Your objective.
Return each line of the listing that contains the string "noviembre".

Dataset items.
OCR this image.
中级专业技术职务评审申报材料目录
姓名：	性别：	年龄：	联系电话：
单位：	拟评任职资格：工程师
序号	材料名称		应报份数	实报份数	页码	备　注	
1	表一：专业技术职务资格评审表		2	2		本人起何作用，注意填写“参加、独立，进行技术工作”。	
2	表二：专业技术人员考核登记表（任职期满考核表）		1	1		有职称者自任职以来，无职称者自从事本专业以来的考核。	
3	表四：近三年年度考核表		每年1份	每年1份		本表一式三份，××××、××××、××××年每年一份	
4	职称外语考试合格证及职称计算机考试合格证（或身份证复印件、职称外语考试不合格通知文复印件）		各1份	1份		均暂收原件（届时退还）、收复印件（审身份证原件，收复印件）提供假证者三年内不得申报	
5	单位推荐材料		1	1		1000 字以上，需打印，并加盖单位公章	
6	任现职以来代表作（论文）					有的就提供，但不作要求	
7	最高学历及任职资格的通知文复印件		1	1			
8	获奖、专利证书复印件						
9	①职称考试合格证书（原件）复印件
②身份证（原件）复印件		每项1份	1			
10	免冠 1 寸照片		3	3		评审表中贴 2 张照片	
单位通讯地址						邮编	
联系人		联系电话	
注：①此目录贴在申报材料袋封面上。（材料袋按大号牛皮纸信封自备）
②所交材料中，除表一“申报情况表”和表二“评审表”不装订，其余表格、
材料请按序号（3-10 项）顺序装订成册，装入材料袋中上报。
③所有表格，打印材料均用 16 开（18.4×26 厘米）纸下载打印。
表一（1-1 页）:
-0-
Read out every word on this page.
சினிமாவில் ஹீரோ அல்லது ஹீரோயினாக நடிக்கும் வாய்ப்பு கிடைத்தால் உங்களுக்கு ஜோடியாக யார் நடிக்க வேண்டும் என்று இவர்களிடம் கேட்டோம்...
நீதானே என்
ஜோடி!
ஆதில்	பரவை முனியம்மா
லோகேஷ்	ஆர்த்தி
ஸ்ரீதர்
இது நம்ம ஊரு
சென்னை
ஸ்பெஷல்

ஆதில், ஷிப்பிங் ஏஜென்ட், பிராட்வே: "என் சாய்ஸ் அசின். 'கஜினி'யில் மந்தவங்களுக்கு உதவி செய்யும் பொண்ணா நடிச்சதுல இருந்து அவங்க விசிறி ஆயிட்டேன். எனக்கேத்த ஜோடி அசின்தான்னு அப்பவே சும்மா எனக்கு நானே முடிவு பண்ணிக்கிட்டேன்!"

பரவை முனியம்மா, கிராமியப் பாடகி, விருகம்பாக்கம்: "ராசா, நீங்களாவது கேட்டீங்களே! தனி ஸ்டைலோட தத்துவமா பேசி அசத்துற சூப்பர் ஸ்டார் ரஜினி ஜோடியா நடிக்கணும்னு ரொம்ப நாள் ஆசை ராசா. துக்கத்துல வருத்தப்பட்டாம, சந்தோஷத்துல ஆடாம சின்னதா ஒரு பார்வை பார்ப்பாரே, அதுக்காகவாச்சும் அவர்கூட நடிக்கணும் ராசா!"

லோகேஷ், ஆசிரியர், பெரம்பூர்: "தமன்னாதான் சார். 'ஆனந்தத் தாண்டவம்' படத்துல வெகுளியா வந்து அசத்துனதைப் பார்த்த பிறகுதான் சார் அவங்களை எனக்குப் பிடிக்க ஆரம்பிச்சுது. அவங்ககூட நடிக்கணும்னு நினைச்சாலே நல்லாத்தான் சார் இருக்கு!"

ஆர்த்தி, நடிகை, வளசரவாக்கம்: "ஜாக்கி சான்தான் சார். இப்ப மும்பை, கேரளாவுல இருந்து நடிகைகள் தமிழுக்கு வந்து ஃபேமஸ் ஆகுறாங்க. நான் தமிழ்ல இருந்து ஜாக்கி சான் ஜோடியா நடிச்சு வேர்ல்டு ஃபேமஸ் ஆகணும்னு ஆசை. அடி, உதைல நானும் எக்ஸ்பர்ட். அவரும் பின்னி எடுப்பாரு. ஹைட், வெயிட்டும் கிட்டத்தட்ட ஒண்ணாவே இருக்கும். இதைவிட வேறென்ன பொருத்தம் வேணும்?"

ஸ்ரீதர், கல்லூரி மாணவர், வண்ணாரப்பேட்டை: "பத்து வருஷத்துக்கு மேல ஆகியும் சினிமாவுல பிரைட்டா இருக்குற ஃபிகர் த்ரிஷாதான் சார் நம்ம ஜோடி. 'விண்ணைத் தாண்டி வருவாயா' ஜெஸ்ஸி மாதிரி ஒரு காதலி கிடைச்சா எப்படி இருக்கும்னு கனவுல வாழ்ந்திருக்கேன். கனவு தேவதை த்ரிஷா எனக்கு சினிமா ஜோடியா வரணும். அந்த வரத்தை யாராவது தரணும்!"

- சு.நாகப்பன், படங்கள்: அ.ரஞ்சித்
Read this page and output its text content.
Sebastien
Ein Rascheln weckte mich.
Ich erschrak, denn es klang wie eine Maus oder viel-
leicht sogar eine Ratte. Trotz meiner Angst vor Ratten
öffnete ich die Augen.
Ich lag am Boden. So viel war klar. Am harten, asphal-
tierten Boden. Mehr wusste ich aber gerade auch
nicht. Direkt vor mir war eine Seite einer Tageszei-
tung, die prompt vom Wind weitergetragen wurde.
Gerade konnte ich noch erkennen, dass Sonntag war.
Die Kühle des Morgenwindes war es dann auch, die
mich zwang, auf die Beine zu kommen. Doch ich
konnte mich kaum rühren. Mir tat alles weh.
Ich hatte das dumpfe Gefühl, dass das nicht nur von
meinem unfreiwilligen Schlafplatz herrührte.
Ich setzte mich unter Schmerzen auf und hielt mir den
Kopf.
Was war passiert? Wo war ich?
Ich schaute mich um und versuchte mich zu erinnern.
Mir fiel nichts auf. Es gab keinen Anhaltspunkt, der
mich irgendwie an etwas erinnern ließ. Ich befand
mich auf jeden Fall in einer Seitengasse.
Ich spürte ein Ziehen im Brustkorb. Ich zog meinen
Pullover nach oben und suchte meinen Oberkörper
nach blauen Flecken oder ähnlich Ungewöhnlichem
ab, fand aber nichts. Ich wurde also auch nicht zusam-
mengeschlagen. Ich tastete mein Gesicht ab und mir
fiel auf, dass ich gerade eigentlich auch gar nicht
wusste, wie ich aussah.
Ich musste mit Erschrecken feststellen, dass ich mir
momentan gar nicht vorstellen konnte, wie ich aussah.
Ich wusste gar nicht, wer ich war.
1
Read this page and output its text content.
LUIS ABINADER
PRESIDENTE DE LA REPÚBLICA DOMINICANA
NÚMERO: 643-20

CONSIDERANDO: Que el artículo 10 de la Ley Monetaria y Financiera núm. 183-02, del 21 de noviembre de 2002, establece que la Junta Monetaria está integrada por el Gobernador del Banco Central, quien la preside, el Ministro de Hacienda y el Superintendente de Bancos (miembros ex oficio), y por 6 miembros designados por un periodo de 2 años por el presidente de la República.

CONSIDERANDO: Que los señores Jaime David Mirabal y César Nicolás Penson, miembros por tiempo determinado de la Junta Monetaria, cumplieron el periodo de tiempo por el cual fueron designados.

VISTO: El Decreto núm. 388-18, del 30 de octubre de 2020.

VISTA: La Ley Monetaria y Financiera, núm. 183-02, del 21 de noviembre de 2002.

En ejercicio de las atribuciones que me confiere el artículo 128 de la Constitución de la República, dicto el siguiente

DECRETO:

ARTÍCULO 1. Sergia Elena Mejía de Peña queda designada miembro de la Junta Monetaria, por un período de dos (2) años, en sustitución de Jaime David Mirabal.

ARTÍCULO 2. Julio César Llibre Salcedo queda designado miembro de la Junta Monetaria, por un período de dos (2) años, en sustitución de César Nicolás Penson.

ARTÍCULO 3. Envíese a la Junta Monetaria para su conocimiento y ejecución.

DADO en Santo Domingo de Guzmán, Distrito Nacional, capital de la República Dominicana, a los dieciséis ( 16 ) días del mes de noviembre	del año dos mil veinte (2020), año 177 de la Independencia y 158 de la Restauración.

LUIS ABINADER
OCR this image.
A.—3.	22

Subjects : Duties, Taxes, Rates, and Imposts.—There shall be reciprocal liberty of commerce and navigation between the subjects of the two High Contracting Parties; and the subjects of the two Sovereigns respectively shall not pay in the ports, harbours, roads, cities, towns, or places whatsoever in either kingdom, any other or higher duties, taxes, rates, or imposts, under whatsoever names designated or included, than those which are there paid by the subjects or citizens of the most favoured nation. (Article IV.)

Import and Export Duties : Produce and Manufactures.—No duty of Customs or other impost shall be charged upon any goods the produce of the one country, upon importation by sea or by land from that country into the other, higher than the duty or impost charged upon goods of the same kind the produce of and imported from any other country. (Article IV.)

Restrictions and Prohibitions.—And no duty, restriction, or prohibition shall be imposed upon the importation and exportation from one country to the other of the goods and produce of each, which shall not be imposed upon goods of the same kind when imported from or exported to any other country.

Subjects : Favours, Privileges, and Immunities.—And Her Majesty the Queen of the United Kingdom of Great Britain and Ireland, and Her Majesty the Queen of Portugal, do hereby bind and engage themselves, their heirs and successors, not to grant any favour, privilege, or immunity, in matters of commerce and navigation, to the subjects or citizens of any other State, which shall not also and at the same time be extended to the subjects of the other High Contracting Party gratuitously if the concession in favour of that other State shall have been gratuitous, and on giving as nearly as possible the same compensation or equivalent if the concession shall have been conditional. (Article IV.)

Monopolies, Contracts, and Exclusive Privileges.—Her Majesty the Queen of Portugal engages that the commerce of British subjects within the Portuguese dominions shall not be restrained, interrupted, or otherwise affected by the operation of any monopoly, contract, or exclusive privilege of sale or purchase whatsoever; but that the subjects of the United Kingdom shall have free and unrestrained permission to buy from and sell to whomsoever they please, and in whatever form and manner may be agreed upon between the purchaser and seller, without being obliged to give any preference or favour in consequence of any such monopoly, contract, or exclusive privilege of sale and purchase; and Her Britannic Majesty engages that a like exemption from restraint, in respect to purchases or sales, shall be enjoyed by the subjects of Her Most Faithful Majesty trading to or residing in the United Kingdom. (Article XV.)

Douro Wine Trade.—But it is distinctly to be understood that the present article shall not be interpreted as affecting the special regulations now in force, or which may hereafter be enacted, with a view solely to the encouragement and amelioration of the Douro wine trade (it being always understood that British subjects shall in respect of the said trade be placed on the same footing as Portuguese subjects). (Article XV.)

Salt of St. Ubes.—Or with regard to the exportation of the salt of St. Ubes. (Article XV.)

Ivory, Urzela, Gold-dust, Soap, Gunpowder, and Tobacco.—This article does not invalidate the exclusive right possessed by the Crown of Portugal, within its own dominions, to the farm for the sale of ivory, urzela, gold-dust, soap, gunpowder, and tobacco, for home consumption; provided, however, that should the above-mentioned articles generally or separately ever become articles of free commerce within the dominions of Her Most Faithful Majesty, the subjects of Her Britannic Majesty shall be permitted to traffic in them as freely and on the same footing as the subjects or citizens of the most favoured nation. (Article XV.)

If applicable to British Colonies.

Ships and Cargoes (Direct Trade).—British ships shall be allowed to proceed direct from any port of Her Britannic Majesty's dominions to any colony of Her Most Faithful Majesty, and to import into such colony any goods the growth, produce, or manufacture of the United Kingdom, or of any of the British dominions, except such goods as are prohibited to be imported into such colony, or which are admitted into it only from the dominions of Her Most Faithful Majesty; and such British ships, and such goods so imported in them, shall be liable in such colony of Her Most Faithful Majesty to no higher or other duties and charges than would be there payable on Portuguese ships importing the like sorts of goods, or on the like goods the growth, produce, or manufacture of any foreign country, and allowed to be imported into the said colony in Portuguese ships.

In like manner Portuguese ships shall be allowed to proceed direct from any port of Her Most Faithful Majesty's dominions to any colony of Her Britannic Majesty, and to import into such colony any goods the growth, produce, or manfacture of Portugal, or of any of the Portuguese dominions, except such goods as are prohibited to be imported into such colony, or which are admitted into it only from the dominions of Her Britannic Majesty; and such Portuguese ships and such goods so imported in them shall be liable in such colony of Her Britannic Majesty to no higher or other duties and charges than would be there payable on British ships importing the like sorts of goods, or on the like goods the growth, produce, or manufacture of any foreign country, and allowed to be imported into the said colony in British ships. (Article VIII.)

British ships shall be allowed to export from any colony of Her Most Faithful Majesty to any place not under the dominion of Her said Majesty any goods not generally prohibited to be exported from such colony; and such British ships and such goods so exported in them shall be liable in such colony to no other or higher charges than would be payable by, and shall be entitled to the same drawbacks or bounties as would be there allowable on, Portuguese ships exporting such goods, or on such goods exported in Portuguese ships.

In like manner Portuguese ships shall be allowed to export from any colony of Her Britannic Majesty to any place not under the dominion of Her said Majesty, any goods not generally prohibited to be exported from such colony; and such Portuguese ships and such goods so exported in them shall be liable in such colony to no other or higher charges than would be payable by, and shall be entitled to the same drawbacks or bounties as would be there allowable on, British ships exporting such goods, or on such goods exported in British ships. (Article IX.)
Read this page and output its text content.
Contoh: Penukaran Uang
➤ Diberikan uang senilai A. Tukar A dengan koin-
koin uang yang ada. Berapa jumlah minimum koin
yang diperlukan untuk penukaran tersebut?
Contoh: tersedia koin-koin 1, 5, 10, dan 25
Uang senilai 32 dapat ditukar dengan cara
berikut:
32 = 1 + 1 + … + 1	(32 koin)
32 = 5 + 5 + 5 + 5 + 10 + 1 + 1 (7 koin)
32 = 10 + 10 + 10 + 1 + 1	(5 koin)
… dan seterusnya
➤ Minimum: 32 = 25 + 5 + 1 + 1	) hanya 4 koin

Reply.
CONSIDERANDO: Que el artículo 10 de la Ley Monetaria y Financiera núm. 183-02, del 21 de noviembre de 2002, establece que la Junta Monetaria está integrada por el Gobernador del Banco Central, quien la preside, el Ministro de Hacienda y el Superintendente de Bancos (miembros ex oficio), y por 6 miembros designados por un periodo de 2 años por el presidente de la República.
VISTA: La Ley Monetaria y Financiera, núm. 183-02, del 21 de noviembre de 2002.
DADO en Santo Domingo de Guzmán, Distrito Nacional, capital de la República Dominicana, a los dieciséis ( 16 ) días del mes de noviembre	del año dos mil veinte (2020), año 177 de la Independencia y 158 de la Restauración.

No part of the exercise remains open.